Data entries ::
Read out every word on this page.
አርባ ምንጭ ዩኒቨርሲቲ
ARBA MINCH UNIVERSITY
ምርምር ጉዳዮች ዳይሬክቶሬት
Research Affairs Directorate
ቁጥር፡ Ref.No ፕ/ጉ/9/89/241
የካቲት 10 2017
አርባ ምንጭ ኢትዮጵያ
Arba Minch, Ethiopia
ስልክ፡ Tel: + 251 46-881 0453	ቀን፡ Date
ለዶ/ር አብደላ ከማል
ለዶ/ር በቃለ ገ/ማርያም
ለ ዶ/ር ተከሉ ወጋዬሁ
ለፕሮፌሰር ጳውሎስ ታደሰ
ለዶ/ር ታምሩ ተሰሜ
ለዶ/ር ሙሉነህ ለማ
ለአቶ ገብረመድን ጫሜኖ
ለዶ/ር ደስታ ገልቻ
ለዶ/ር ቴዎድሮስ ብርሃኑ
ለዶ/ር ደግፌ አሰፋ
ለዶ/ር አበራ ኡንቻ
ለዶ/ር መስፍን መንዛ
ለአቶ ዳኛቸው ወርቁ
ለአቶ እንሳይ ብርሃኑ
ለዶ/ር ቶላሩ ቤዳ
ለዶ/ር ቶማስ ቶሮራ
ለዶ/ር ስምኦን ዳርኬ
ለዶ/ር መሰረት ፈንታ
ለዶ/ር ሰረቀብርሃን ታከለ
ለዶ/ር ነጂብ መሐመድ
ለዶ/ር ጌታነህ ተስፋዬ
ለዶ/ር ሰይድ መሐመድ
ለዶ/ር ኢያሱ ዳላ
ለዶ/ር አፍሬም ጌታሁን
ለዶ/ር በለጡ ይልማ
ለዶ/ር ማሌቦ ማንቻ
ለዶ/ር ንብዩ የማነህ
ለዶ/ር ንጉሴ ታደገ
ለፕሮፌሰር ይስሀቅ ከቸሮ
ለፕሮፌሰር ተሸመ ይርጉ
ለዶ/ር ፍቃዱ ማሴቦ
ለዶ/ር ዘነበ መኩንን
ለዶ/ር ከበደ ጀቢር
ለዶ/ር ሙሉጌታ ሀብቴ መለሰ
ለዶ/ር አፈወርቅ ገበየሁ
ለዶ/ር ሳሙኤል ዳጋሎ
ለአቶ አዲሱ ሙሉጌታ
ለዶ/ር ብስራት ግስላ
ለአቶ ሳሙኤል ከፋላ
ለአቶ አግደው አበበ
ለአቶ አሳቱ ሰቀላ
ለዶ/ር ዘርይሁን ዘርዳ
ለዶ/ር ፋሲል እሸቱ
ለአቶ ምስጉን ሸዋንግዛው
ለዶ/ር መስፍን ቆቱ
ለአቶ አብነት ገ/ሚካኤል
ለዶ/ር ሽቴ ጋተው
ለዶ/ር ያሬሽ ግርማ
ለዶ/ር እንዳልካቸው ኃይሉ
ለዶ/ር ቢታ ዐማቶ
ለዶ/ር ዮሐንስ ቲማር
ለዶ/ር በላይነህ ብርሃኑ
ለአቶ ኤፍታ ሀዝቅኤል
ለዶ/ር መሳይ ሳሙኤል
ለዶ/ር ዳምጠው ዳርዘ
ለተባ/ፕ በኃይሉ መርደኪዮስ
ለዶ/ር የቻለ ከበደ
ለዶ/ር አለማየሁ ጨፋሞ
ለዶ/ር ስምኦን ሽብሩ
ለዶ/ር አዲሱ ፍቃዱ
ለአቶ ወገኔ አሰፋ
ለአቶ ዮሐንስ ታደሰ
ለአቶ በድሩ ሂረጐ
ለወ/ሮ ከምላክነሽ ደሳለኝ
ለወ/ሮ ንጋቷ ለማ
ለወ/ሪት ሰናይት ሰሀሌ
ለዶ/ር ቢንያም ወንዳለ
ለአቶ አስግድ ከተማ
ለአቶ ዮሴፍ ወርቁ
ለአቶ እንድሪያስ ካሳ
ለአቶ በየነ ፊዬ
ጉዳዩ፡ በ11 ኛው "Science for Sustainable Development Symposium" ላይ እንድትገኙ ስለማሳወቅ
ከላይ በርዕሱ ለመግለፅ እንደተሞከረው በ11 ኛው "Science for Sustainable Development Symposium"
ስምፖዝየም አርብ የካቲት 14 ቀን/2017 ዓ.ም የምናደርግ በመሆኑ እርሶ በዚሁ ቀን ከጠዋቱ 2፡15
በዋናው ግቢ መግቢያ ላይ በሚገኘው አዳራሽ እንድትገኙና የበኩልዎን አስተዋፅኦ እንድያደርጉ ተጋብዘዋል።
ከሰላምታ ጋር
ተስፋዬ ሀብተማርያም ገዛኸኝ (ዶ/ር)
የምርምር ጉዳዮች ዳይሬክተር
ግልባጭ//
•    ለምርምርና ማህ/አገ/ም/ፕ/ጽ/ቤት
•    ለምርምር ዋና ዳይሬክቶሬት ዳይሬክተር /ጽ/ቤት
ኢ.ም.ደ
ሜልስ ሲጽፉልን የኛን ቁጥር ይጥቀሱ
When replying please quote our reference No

What you are asked to do ::
Count every line in the listing above that holds "ዳይሬክቶሬት", then report only the count.

Answer ::
2